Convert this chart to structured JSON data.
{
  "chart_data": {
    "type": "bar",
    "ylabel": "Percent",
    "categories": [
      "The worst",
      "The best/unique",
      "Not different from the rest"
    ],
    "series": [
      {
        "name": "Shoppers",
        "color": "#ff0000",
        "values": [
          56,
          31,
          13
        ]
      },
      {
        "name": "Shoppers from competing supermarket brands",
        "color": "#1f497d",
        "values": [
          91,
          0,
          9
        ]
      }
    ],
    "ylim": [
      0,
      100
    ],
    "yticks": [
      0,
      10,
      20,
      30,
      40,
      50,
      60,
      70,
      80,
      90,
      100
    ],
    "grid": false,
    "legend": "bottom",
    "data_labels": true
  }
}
-.-.-
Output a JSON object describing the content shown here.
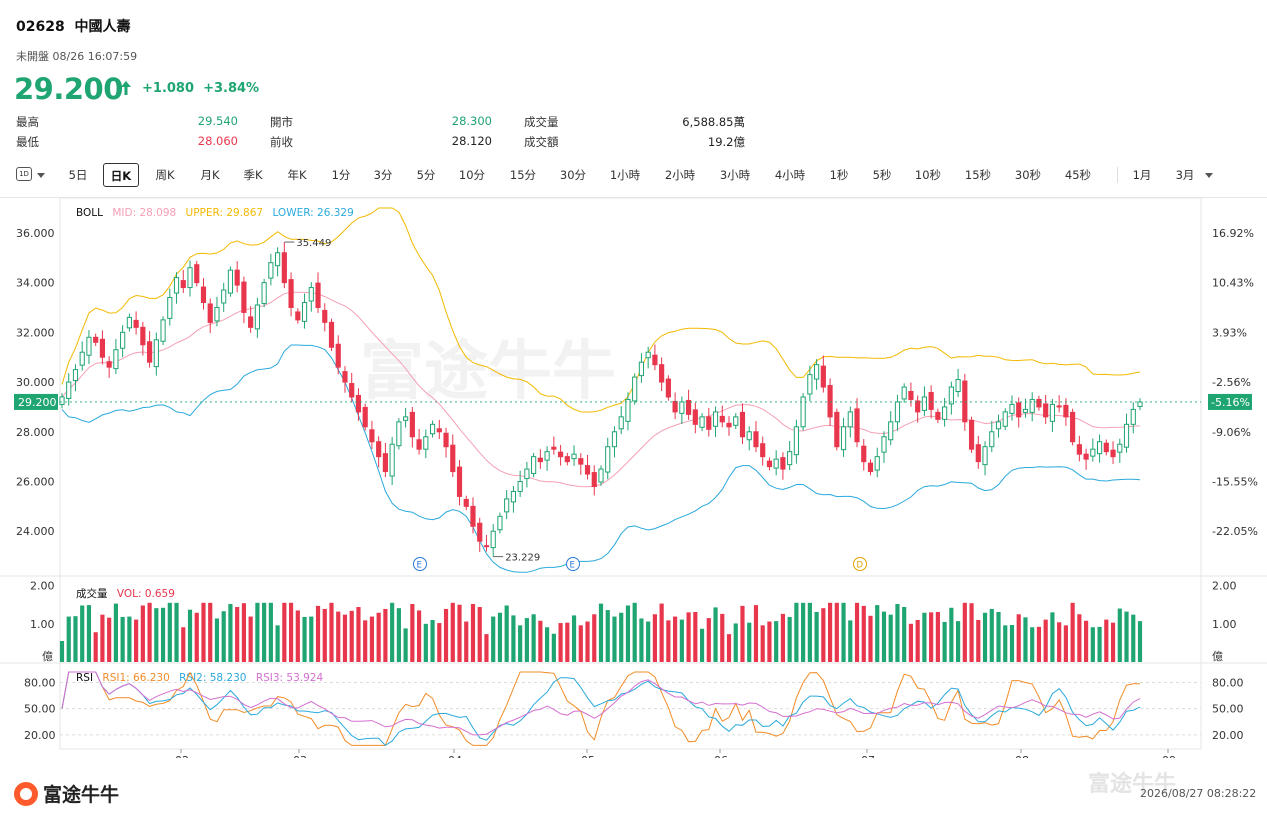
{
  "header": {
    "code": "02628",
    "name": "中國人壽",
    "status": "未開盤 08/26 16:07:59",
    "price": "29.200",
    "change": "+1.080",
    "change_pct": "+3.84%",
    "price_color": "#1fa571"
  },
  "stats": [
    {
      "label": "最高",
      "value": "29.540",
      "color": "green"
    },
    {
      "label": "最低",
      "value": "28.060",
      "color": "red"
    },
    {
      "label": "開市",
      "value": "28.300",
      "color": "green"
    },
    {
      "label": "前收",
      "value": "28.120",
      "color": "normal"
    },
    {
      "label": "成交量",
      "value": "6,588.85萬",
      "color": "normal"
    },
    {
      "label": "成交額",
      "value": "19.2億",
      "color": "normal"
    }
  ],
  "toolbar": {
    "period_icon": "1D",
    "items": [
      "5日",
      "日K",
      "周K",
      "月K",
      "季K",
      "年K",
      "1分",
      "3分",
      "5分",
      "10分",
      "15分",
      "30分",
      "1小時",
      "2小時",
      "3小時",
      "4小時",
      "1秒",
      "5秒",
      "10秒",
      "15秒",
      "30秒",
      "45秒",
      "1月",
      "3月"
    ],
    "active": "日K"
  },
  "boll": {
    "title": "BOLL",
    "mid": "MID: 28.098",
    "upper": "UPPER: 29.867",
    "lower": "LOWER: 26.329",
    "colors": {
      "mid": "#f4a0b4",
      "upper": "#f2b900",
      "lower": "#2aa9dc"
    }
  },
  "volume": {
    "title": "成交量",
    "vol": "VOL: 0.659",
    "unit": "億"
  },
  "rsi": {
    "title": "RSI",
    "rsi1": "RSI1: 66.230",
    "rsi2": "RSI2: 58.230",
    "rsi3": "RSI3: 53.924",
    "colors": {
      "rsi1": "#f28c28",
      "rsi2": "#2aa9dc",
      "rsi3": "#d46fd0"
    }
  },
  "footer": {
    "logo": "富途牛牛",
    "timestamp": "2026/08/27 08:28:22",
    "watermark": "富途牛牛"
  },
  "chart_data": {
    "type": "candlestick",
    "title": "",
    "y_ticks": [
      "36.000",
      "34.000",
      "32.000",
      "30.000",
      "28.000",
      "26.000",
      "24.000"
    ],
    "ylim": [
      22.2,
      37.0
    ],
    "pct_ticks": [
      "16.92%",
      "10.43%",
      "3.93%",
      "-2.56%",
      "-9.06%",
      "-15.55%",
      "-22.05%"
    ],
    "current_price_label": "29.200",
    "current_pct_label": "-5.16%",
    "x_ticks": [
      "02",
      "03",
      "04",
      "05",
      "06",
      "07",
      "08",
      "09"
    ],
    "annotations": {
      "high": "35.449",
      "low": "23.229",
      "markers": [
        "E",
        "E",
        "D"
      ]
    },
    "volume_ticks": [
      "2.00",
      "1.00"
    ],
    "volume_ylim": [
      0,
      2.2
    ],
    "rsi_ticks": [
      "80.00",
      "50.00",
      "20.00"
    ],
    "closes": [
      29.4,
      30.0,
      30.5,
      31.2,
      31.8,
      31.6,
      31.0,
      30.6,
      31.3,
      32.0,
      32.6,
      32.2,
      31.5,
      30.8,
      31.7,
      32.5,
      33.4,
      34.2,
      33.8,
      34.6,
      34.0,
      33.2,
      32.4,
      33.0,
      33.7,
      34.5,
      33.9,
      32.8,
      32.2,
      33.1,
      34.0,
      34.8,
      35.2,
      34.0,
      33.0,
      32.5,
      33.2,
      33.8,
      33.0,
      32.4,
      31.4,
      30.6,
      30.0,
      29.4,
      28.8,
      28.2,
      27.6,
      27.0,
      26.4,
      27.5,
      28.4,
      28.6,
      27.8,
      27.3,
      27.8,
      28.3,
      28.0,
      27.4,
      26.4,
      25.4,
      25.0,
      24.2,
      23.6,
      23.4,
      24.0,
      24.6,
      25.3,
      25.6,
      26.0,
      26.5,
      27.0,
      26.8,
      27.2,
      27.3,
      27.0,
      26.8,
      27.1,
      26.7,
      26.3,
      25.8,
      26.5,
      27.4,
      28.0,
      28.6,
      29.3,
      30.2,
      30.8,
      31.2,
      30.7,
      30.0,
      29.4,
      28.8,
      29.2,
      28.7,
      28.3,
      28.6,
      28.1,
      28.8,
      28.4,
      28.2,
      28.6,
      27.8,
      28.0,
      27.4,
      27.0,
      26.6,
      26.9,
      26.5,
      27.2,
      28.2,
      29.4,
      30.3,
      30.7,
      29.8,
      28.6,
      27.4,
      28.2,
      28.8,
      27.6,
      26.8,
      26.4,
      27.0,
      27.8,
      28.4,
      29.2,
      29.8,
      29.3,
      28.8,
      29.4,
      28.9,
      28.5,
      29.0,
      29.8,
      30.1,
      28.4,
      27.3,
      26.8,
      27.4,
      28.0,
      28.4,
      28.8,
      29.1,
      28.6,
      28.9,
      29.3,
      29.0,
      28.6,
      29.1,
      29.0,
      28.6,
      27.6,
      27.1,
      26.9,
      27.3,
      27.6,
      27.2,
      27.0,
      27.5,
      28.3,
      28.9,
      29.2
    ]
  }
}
-.-.-
**Exercise details:** Copy all lines from the listing that contain "name".

**The result:**
        "name": "Shoppers",
        "name": "Shoppers from competing supermarket brands",
    "name": "中國人壽",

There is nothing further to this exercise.